Records about charts and figures
:::::

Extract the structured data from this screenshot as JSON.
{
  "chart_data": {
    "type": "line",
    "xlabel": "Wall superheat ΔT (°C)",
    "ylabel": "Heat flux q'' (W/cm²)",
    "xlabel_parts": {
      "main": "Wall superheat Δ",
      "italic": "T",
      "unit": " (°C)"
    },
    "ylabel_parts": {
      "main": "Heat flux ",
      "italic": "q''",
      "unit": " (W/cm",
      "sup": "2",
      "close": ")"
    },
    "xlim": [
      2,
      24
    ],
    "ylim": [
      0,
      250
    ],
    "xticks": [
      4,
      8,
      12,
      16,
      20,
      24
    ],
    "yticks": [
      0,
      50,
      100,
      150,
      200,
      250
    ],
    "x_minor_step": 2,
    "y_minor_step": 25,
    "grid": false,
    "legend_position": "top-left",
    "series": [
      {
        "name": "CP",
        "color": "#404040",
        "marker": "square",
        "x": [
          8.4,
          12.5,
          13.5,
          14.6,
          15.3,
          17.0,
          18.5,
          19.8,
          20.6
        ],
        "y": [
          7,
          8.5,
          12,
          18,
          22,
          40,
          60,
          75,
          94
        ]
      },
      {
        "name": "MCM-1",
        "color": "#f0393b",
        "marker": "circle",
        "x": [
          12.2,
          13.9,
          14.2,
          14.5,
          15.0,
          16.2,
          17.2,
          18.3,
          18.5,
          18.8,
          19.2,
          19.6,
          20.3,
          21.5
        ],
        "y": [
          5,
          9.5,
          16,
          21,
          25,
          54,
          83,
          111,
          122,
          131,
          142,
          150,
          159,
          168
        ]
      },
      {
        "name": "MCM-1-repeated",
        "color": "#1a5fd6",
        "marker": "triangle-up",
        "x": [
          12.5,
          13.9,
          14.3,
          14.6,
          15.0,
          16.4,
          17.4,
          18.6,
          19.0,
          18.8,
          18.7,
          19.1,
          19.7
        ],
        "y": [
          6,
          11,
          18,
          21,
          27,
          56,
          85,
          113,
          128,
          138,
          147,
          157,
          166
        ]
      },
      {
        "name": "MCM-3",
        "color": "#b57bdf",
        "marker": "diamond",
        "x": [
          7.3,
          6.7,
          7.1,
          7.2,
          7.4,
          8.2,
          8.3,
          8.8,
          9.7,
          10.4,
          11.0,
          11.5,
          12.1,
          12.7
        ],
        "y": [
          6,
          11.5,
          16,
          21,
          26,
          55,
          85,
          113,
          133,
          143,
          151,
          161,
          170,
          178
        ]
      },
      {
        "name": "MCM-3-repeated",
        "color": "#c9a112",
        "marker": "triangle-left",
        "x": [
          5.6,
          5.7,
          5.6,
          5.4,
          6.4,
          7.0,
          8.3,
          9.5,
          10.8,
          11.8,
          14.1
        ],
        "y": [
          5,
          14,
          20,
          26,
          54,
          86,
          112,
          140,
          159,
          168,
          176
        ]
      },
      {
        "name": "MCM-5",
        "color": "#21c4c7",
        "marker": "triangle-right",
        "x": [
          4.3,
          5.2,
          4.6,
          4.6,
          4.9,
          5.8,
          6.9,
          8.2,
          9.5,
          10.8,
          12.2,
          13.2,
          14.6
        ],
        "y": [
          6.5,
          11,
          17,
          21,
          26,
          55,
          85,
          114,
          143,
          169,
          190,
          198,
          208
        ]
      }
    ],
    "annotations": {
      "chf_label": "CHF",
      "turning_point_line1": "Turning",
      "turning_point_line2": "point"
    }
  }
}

:::::

▸ **What is asked**
Write every entry out again exactly.

▸ **Output**
Extract the structured data from this screenshot as JSON.
{
  "chart_data": {
    "type": "line",
    "xlabel": "Wall superheat ΔT (°C)",
    "ylabel": "Heat flux q'' (W/cm²)",
    "xlabel_parts": {
      "main": "Wall superheat Δ",
      "italic": "T",
      "unit": " (°C)"
    },
    "ylabel_parts": {
      "main": "Heat flux ",
      "italic": "q''",
      "unit": " (W/cm",
      "sup": "2",
      "close": ")"
    },
    "xlim": [
      2,
      24
    ],
    "ylim": [
      0,
      250
    ],
    "xticks": [
      4,
      8,
      12,
      16,
      20,
      24
    ],
    "yticks": [
      0,
      50,
      100,
      150,
      200,
      250
    ],
    "x_minor_step": 2,
    "y_minor_step": 25,
    "grid": false,
    "legend_position": "top-left",
    "series": [
      {
        "name": "CP",
        "color": "#404040",
        "marker": "square",
        "x": [
          8.4,
          12.5,
          13.5,
          14.6,
          15.3,
          17.0,
          18.5,
          19.8,
          20.6
        ],
        "y": [
          7,
          8.5,
          12,
          18,
          22,
          40,
          60,
          75,
          94
        ]
      },
      {
        "name": "MCM-1",
        "color": "#f0393b",
        "marker": "circle",
        "x": [
          12.2,
          13.9,
          14.2,
          14.5,
          15.0,
          16.2,
          17.2,
          18.3,
          18.5,
          18.8,
          19.2,
          19.6,
          20.3,
          21.5
        ],
        "y": [
          5,
          9.5,
          16,
          21,
          25,
          54,
          83,
          111,
          122,
          131,
          142,
          150,
          159,
          168
        ]
      },
      {
        "name": "MCM-1-repeated",
        "color": "#1a5fd6",
        "marker": "triangle-up",
        "x": [
          12.5,
          13.9,
          14.3,
          14.6,
          15.0,
          16.4,
          17.4,
          18.6,
          19.0,
          18.8,
          18.7,
          19.1,
          19.7
        ],
        "y": [
          6,
          11,
          18,
          21,
          27,
          56,
          85,
          113,
          128,
          138,
          147,
          157,
          166
        ]
      },
      {
        "name": "MCM-3",
        "color": "#b57bdf",
        "marker": "diamond",
        "x": [
          7.3,
          6.7,
          7.1,
          7.2,
          7.4,
          8.2,
          8.3,
          8.8,
          9.7,
          10.4,
          11.0,
          11.5,
          12.1,
          12.7
        ],
        "y": [
          6,
          11.5,
          16,
          21,
          26,
          55,
          85,
          113,
          133,
          143,
          151,
          161,
          170,
          178
        ]
      },
      {
        "name": "MCM-3-repeated",
        "color": "#c9a112",
        "marker": "triangle-left",
        "x": [
          5.6,
          5.7,
          5.6,
          5.4,
          6.4,
          7.0,
          8.3,
          9.5,
          10.8,
          11.8,
          14.1
        ],
        "y": [
          5,
          14,
          20,
          26,
          54,
          86,
          112,
          140,
          159,
          168,
          176
        ]
      },
      {
        "name": "MCM-5",
        "color": "#21c4c7",
        "marker": "triangle-right",
        "x": [
          4.3,
          5.2,
          4.6,
          4.6,
          4.9,
          5.8,
          6.9,
          8.2,
          9.5,
          10.8,
          12.2,
          13.2,
          14.6
        ],
        "y": [
          6.5,
          11,
          17,
          21,
          26,
          55,
          85,
          114,
          143,
          169,
          190,
          198,
          208
        ]
      }
    ],
    "annotations": {
      "chf_label": "CHF",
      "turning_point_line1": "Turning",
      "turning_point_line2": "point"
    }
  }
}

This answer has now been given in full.